Rows from a dataset:
☆ ☆ ☆ ☆ ☆ ☆ ☆
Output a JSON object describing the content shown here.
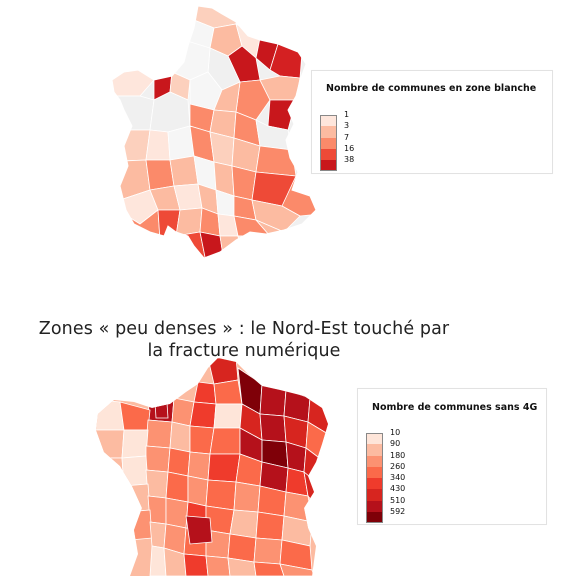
{
  "maps": [
    {
      "legend_title": "Nombre de communes en zone blanche",
      "legend": [
        {
          "label": "1",
          "color": "#fee6dc"
        },
        {
          "label": "3",
          "color": "#fcbba1"
        },
        {
          "label": "7",
          "color": "#fb8a6a"
        },
        {
          "label": "16",
          "color": "#ee4a37"
        },
        {
          "label": "38",
          "color": "#c8171c"
        }
      ]
    },
    {
      "title_line1": "Zones « peu denses » : le Nord-Est touché par",
      "title_line2": "la fracture numérique",
      "legend_title": "Nombre de communes sans 4G",
      "legend": [
        {
          "label": "10",
          "color": "#fee5d9"
        },
        {
          "label": "90",
          "color": "#fcbba1"
        },
        {
          "label": "180",
          "color": "#fc9272"
        },
        {
          "label": "260",
          "color": "#fb6a4a"
        },
        {
          "label": "340",
          "color": "#ef3b2c"
        },
        {
          "label": "430",
          "color": "#d7251f"
        },
        {
          "label": "510",
          "color": "#b5111b"
        },
        {
          "label": "592",
          "color": "#7f0008"
        }
      ]
    }
  ]
}
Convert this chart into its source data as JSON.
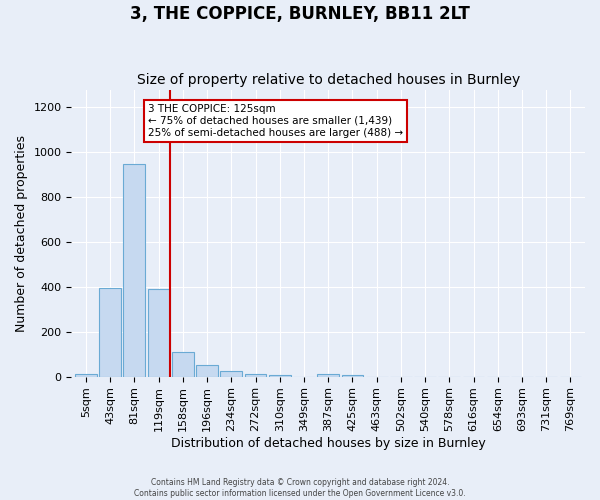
{
  "title": "3, THE COPPICE, BURNLEY, BB11 2LT",
  "subtitle": "Size of property relative to detached houses in Burnley",
  "xlabel": "Distribution of detached houses by size in Burnley",
  "ylabel": "Number of detached properties",
  "categories": [
    "5sqm",
    "43sqm",
    "81sqm",
    "119sqm",
    "158sqm",
    "196sqm",
    "234sqm",
    "272sqm",
    "310sqm",
    "349sqm",
    "387sqm",
    "425sqm",
    "463sqm",
    "502sqm",
    "540sqm",
    "578sqm",
    "616sqm",
    "654sqm",
    "693sqm",
    "731sqm",
    "769sqm"
  ],
  "values": [
    10,
    395,
    950,
    390,
    108,
    52,
    26,
    13,
    5,
    0,
    13,
    5,
    0,
    0,
    0,
    0,
    0,
    0,
    0,
    0,
    0
  ],
  "bar_color": "#c6d9f0",
  "bar_edge_color": "#6aaad4",
  "vline_x_index": 3,
  "vline_color": "#cc0000",
  "annotation_text": "3 THE COPPICE: 125sqm\n← 75% of detached houses are smaller (1,439)\n25% of semi-detached houses are larger (488) →",
  "annotation_box_color": "#ffffff",
  "annotation_box_edge": "#cc0000",
  "ylim": [
    0,
    1280
  ],
  "yticks": [
    0,
    200,
    400,
    600,
    800,
    1000,
    1200
  ],
  "title_fontsize": 12,
  "subtitle_fontsize": 10,
  "xlabel_fontsize": 9,
  "ylabel_fontsize": 9,
  "tick_fontsize": 8,
  "footer_text": "Contains HM Land Registry data © Crown copyright and database right 2024.\nContains public sector information licensed under the Open Government Licence v3.0.",
  "background_color": "#e8eef8",
  "grid_color": "#ffffff"
}
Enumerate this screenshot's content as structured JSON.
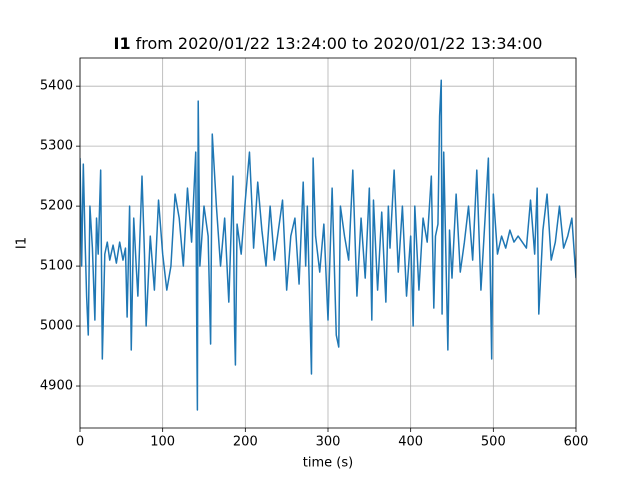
{
  "chart_data": {
    "type": "line",
    "title_series": "I1",
    "title_range": "from 2020/01/22 13:24:00 to 2020/01/22 13:34:00",
    "xlabel": "time (s)",
    "ylabel": "I1",
    "x": [
      0,
      2,
      4,
      6,
      8,
      10,
      12,
      15,
      18,
      20,
      22,
      25,
      27,
      30,
      33,
      36,
      40,
      44,
      48,
      52,
      55,
      57,
      60,
      62,
      65,
      68,
      70,
      75,
      78,
      80,
      85,
      90,
      95,
      100,
      105,
      110,
      115,
      120,
      125,
      130,
      135,
      140,
      141,
      142,
      143,
      145,
      150,
      155,
      158,
      160,
      165,
      170,
      175,
      180,
      185,
      187,
      188,
      190,
      195,
      200,
      205,
      208,
      210,
      215,
      220,
      225,
      230,
      235,
      240,
      245,
      250,
      255,
      260,
      265,
      270,
      273,
      275,
      280,
      282,
      285,
      290,
      295,
      300,
      305,
      310,
      313,
      315,
      320,
      325,
      330,
      335,
      340,
      345,
      350,
      353,
      355,
      360,
      365,
      370,
      373,
      375,
      380,
      385,
      390,
      395,
      400,
      403,
      405,
      410,
      415,
      420,
      425,
      428,
      430,
      433,
      435,
      437,
      438,
      440,
      445,
      447,
      450,
      455,
      460,
      465,
      470,
      475,
      480,
      485,
      490,
      494,
      498,
      500,
      505,
      510,
      515,
      520,
      525,
      530,
      540,
      545,
      550,
      553,
      555,
      560,
      565,
      570,
      575,
      580,
      585,
      590,
      595,
      600
    ],
    "values": [
      5280,
      5100,
      5270,
      5150,
      5050,
      4985,
      5200,
      5130,
      5010,
      5180,
      5120,
      5260,
      4945,
      5120,
      5140,
      5110,
      5135,
      5105,
      5140,
      5110,
      5130,
      5015,
      5200,
      4960,
      5180,
      5100,
      5050,
      5250,
      5120,
      5000,
      5150,
      5060,
      5210,
      5120,
      5060,
      5100,
      5220,
      5180,
      5100,
      5230,
      5140,
      5290,
      5040,
      4860,
      5375,
      5100,
      5200,
      5150,
      4970,
      5320,
      5200,
      5100,
      5180,
      5040,
      5250,
      4995,
      4935,
      5170,
      5120,
      5210,
      5290,
      5200,
      5130,
      5240,
      5160,
      5100,
      5200,
      5110,
      5160,
      5210,
      5060,
      5150,
      5180,
      5070,
      5240,
      5100,
      5200,
      4920,
      5280,
      5150,
      5090,
      5170,
      5010,
      5230,
      4985,
      4965,
      5200,
      5150,
      5110,
      5260,
      5050,
      5180,
      5080,
      5230,
      5010,
      5210,
      5060,
      5190,
      5040,
      5200,
      5130,
      5260,
      5090,
      5200,
      5050,
      5150,
      5000,
      5200,
      5060,
      5180,
      5140,
      5250,
      5030,
      5150,
      5170,
      5350,
      5410,
      5020,
      5290,
      4960,
      5160,
      5080,
      5220,
      5090,
      5140,
      5200,
      5110,
      5260,
      5060,
      5180,
      5280,
      4945,
      5220,
      5120,
      5150,
      5130,
      5160,
      5140,
      5150,
      5130,
      5210,
      5120,
      5230,
      5020,
      5160,
      5220,
      5110,
      5140,
      5200,
      5130,
      5150,
      5180,
      5080
    ],
    "color": "#1f77b4",
    "xlim": [
      0,
      600
    ],
    "xticks": [
      0,
      100,
      200,
      300,
      400,
      500,
      600
    ],
    "ylim": [
      4830,
      5447
    ],
    "yticks": [
      4900,
      5000,
      5100,
      5200,
      5300,
      5400
    ],
    "grid": true
  }
}
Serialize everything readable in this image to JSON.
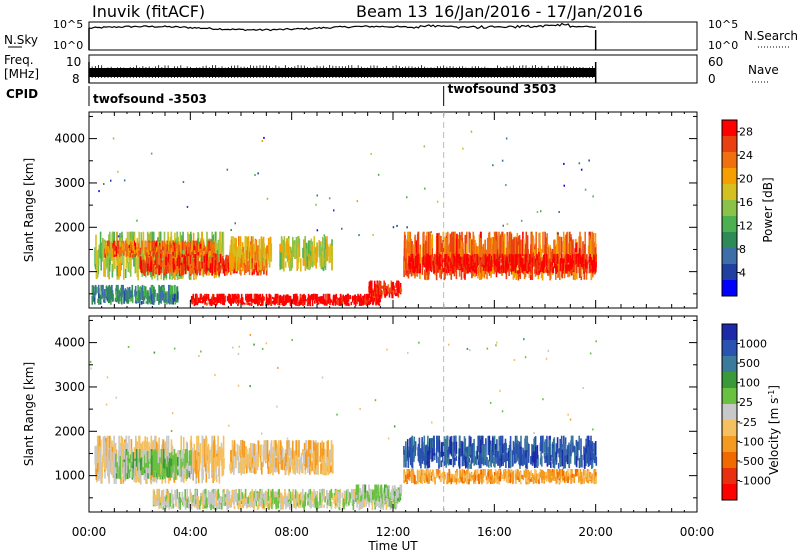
{
  "header": {
    "station": "Inuvik (fitACF)",
    "beam": "Beam 13",
    "dates": "16/Jan/2016 - 17/Jan/2016"
  },
  "top_panels": {
    "nsky_label": "N.Sky",
    "nsky_ticks": [
      "10^5",
      "10^0"
    ],
    "nsearch_label": "N.Search",
    "nsearch_ticks": [
      "10^5",
      "10^0"
    ],
    "freq_label": "Freq.",
    "freq_unit": "[MHz]",
    "freq_ticks": [
      "10",
      "8"
    ],
    "nave_label": "Nave",
    "nave_ticks": [
      "60",
      "0"
    ],
    "cpid_label": "CPID",
    "cpid_segments": [
      {
        "name": "twofsound -3503",
        "start_hour": 0
      },
      {
        "name": "twofsound 3503",
        "start_hour": 14
      }
    ]
  },
  "x_axis": {
    "label": "Time UT",
    "ticks": [
      "00:00",
      "04:00",
      "08:00",
      "12:00",
      "16:00",
      "20:00",
      "00:00"
    ],
    "tick_hours": [
      0,
      4,
      8,
      12,
      16,
      20,
      24
    ],
    "data_end_hour": 20
  },
  "colors": {
    "power": [
      "#0000ff",
      "#2040a0",
      "#3c6ea8",
      "#2e8b57",
      "#4caf50",
      "#8bc34a",
      "#d4c020",
      "#f5a000",
      "#f07010",
      "#e84010",
      "#ff0000"
    ],
    "velocity": [
      "#ff0000",
      "#e83010",
      "#f06a00",
      "#f59a20",
      "#f5c060",
      "#c8c8c8",
      "#6ac040",
      "#3a9a3a",
      "#3a7a9a",
      "#2a52b0",
      "#1a2aa8"
    ]
  },
  "chart_data": [
    {
      "type": "heatmap",
      "title": "",
      "xlabel": "Time UT",
      "ylabel": "Slant Range [km]",
      "xlim": [
        0,
        24
      ],
      "ylim": [
        180,
        4600
      ],
      "yticks": [
        1000,
        2000,
        3000,
        4000
      ],
      "colorbar": {
        "label": "Power [dB]",
        "ticks": [
          4,
          8,
          12,
          16,
          20,
          24,
          28
        ],
        "range": [
          0,
          30
        ]
      },
      "regions": [
        {
          "t0": 0.2,
          "t1": 5.3,
          "r0": 800,
          "r1": 1900,
          "value": 16
        },
        {
          "t0": 0.6,
          "t1": 5.0,
          "r0": 1300,
          "r1": 1700,
          "value": 24
        },
        {
          "t0": 2.0,
          "t1": 7.0,
          "r0": 900,
          "r1": 1400,
          "value": 26
        },
        {
          "t0": 5.5,
          "t1": 7.2,
          "r0": 1000,
          "r1": 1800,
          "value": 20
        },
        {
          "t0": 7.5,
          "t1": 9.6,
          "r0": 1000,
          "r1": 1800,
          "value": 17
        },
        {
          "t0": 4.0,
          "t1": 11.5,
          "r0": 220,
          "r1": 500,
          "value": 30
        },
        {
          "t0": 11.0,
          "t1": 12.3,
          "r0": 400,
          "r1": 800,
          "value": 27
        },
        {
          "t0": 12.4,
          "t1": 20.0,
          "r0": 800,
          "r1": 1900,
          "value": 24
        },
        {
          "t0": 12.6,
          "t1": 20.0,
          "r0": 950,
          "r1": 1400,
          "value": 29
        },
        {
          "t0": 0.1,
          "t1": 3.5,
          "r0": 250,
          "r1": 700,
          "value": 9
        }
      ]
    },
    {
      "type": "heatmap",
      "title": "",
      "xlabel": "Time UT",
      "ylabel": "Slant Range [km]",
      "xlim": [
        0,
        24
      ],
      "ylim": [
        180,
        4600
      ],
      "yticks": [
        1000,
        2000,
        3000,
        4000
      ],
      "colorbar": {
        "label": "Velocity [m s-1]",
        "ticks": [
          1000,
          500,
          100,
          25,
          -25,
          -100,
          -500,
          -1000
        ],
        "range": [
          -1300,
          1300
        ]
      },
      "regions": [
        {
          "t0": 0.2,
          "t1": 5.3,
          "r0": 800,
          "r1": 1900,
          "value": -200
        },
        {
          "t0": 1.0,
          "t1": 4.0,
          "r0": 900,
          "r1": 1600,
          "value": 200
        },
        {
          "t0": 5.5,
          "t1": 9.6,
          "r0": 1000,
          "r1": 1800,
          "value": -250
        },
        {
          "t0": 2.5,
          "t1": 12.2,
          "r0": 220,
          "r1": 700,
          "value": 0
        },
        {
          "t0": 10.5,
          "t1": 12.3,
          "r0": 400,
          "r1": 800,
          "value": 150
        },
        {
          "t0": 12.4,
          "t1": 20.0,
          "r0": 1150,
          "r1": 1900,
          "value": 900
        },
        {
          "t0": 12.4,
          "t1": 20.0,
          "r0": 800,
          "r1": 1150,
          "value": -400
        }
      ]
    }
  ]
}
☆ ☆ ☆ ☆ ☆ ☆ ☆
** WORK TO BE COMPLETED **
Identify all lines where the word "Nombre" shows up. Copy them.

** SOLUTION FOR THIS TASK **
      "legend_title": "Nombre de communes en zone blanche",
      "legend_title": "Nombre de communes sans 4G",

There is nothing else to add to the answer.